+++ Dataset extract

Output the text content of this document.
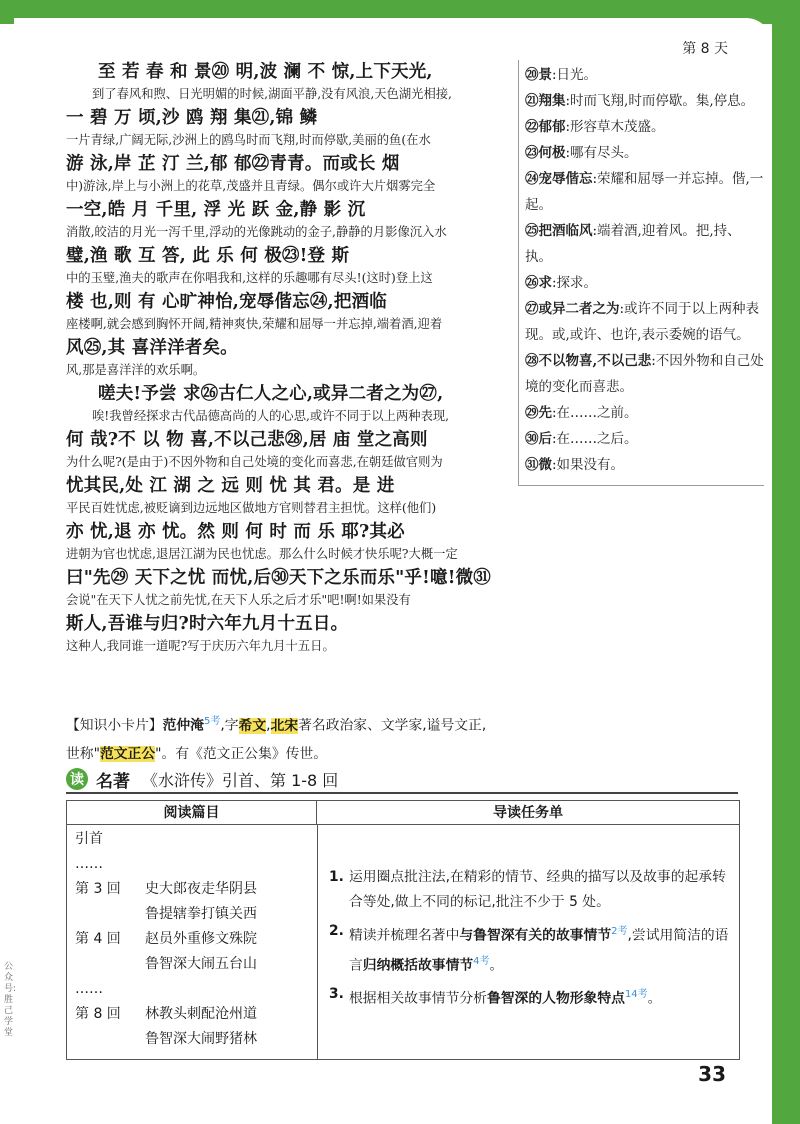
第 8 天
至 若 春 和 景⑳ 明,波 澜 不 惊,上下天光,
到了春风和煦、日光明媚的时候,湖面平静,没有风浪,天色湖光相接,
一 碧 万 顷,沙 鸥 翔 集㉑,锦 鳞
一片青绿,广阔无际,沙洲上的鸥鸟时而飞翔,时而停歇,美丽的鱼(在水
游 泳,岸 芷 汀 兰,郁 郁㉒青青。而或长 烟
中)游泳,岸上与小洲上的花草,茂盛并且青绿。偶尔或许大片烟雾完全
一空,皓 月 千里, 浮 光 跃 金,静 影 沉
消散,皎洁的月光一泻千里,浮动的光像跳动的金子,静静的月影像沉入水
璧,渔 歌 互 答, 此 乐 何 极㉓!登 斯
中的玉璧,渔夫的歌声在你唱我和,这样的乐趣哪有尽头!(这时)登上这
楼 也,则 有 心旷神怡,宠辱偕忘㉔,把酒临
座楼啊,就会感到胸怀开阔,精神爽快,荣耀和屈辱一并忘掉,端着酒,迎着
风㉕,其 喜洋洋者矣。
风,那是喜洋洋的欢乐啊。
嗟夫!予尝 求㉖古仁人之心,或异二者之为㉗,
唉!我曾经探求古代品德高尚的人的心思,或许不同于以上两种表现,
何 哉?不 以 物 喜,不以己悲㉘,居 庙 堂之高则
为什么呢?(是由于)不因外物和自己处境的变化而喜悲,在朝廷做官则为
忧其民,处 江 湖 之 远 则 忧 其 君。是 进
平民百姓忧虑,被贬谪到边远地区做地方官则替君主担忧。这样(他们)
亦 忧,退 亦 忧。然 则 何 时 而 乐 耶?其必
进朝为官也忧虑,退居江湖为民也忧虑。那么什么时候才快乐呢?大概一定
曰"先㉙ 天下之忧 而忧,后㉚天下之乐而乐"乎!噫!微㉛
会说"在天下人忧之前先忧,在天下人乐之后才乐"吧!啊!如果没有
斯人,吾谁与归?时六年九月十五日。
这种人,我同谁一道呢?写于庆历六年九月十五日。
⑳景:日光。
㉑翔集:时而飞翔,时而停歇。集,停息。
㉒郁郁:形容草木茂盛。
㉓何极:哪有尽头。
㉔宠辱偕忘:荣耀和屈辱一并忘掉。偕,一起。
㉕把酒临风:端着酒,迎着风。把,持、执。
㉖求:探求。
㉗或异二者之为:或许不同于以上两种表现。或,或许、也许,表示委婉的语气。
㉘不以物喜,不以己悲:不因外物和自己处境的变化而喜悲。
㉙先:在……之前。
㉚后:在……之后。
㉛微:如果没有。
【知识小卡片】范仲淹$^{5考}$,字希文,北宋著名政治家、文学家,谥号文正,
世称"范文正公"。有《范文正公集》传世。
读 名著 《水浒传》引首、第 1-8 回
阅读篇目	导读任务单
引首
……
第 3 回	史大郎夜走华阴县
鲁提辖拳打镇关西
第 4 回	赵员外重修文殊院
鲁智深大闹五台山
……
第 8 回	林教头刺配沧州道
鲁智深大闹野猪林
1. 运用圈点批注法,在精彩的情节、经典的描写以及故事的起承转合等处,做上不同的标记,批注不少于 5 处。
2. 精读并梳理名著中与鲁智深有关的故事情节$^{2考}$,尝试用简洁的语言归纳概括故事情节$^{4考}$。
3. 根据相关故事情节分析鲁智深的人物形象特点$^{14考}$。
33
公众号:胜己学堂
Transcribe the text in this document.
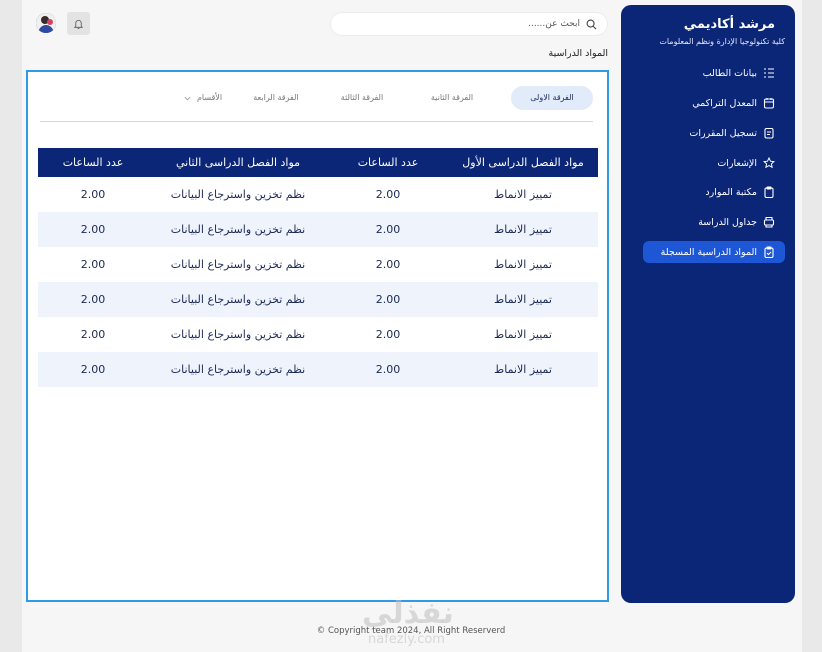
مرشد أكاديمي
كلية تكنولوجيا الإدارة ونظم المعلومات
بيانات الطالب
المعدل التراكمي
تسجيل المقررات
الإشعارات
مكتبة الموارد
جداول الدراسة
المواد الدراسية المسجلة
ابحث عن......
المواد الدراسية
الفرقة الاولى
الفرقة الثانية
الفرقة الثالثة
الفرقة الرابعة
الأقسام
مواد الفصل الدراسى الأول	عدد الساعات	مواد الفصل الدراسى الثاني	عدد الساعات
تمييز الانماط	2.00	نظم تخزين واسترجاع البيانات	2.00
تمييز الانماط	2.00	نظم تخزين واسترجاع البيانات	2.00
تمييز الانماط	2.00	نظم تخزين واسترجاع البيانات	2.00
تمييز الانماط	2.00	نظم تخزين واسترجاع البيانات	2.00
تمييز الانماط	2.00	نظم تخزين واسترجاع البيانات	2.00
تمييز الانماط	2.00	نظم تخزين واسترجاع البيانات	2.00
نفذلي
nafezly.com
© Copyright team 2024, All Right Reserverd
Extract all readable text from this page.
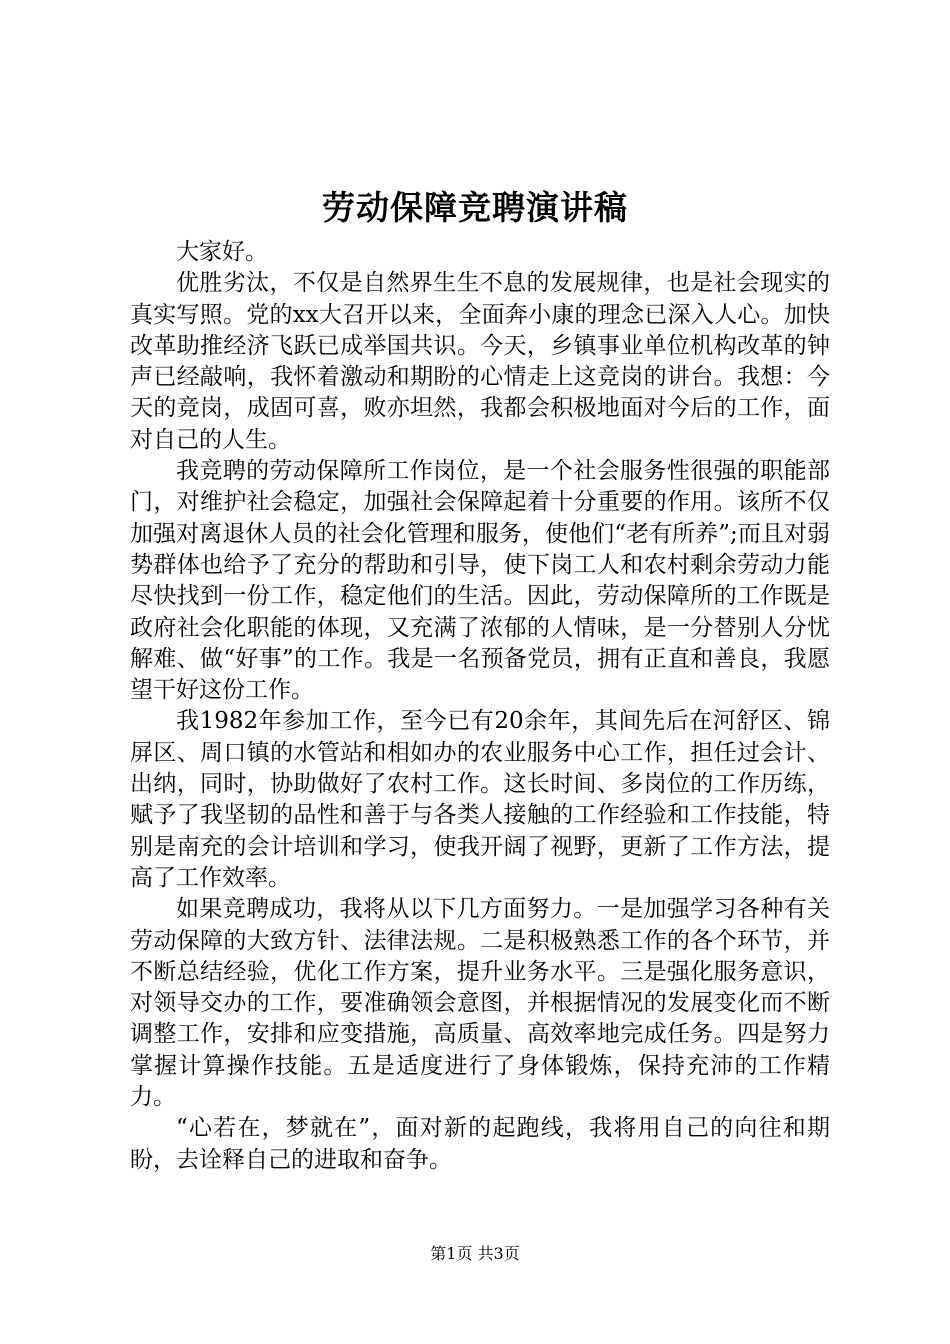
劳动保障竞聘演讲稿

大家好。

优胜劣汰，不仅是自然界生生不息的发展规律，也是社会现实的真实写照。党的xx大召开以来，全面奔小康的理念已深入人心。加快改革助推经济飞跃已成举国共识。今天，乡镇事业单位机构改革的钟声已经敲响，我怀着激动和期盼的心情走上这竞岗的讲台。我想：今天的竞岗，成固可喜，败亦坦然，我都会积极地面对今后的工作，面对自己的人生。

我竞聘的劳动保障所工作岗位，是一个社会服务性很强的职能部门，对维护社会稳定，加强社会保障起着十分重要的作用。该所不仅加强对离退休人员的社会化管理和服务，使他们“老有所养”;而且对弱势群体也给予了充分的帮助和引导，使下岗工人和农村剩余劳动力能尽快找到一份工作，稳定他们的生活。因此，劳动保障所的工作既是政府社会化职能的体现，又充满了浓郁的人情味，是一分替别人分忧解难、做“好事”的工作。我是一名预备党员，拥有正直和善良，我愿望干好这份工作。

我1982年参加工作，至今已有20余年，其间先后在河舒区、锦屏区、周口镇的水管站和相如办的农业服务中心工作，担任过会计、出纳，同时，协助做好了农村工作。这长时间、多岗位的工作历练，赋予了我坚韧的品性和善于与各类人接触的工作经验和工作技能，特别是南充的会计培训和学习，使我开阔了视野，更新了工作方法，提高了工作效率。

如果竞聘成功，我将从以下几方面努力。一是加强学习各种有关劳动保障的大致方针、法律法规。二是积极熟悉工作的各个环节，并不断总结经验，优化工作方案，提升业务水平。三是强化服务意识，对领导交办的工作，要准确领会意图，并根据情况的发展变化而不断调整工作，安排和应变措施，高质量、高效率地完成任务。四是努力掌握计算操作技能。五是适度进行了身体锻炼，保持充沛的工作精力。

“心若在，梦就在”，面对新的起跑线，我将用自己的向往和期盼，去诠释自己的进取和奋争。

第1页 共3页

++++++

> _Instructions for the task_
Give again the lines from the line that contains "Transcribe the text in this document." through the last line of the material above, exactly and with both ends included. Omit the pictures.

> _Final result_
Transcribe the text in this document.
مرشد أكاديمي
كلية تكنولوجيا الإدارة ونظم المعلومات
بيانات الطالب
المعدل التراكمي
تسجيل المقررات
الإشعارات
مكتبة الموارد
جداول الدراسة
المواد الدراسية المسجلة
ابحث عن......
المواد الدراسية
الفرقة الاولى
الفرقة الثانية
الفرقة الثالثة
الفرقة الرابعة
الأقسام
مواد الفصل الدراسى الأول	عدد الساعات	مواد الفصل الدراسى الثاني	عدد الساعات
تمييز الانماط	2.00	نظم تخزين واسترجاع البيانات	2.00
تمييز الانماط	2.00	نظم تخزين واسترجاع البيانات	2.00
تمييز الانماط	2.00	نظم تخزين واسترجاع البيانات	2.00
تمييز الانماط	2.00	نظم تخزين واسترجاع البيانات	2.00
تمييز الانماط	2.00	نظم تخزين واسترجاع البيانات	2.00
تمييز الانماط	2.00	نظم تخزين واسترجاع البيانات	2.00
نفذلي
nafezly.com
© Copyright team 2024, All Right Reserverd
Extract all readable text from this page.
劳动保障竞聘演讲稿

大家好。

优胜劣汰，不仅是自然界生生不息的发展规律，也是社会现实的真实写照。党的xx大召开以来，全面奔小康的理念已深入人心。加快改革助推经济飞跃已成举国共识。今天，乡镇事业单位机构改革的钟声已经敲响，我怀着激动和期盼的心情走上这竞岗的讲台。我想：今天的竞岗，成固可喜，败亦坦然，我都会积极地面对今后的工作，面对自己的人生。

我竞聘的劳动保障所工作岗位，是一个社会服务性很强的职能部门，对维护社会稳定，加强社会保障起着十分重要的作用。该所不仅加强对离退休人员的社会化管理和服务，使他们“老有所养”;而且对弱势群体也给予了充分的帮助和引导，使下岗工人和农村剩余劳动力能尽快找到一份工作，稳定他们的生活。因此，劳动保障所的工作既是政府社会化职能的体现，又充满了浓郁的人情味，是一分替别人分忧解难、做“好事”的工作。我是一名预备党员，拥有正直和善良，我愿望干好这份工作。

我1982年参加工作，至今已有20余年，其间先后在河舒区、锦屏区、周口镇的水管站和相如办的农业服务中心工作，担任过会计、出纳，同时，协助做好了农村工作。这长时间、多岗位的工作历练，赋予了我坚韧的品性和善于与各类人接触的工作经验和工作技能，特别是南充的会计培训和学习，使我开阔了视野，更新了工作方法，提高了工作效率。

如果竞聘成功，我将从以下几方面努力。一是加强学习各种有关劳动保障的大致方针、法律法规。二是积极熟悉工作的各个环节，并不断总结经验，优化工作方案，提升业务水平。三是强化服务意识，对领导交办的工作，要准确领会意图，并根据情况的发展变化而不断调整工作，安排和应变措施，高质量、高效率地完成任务。四是努力掌握计算操作技能。五是适度进行了身体锻炼，保持充沛的工作精力。

“心若在，梦就在”，面对新的起跑线，我将用自己的向往和期盼，去诠释自己的进取和奋争。

第1页 共3页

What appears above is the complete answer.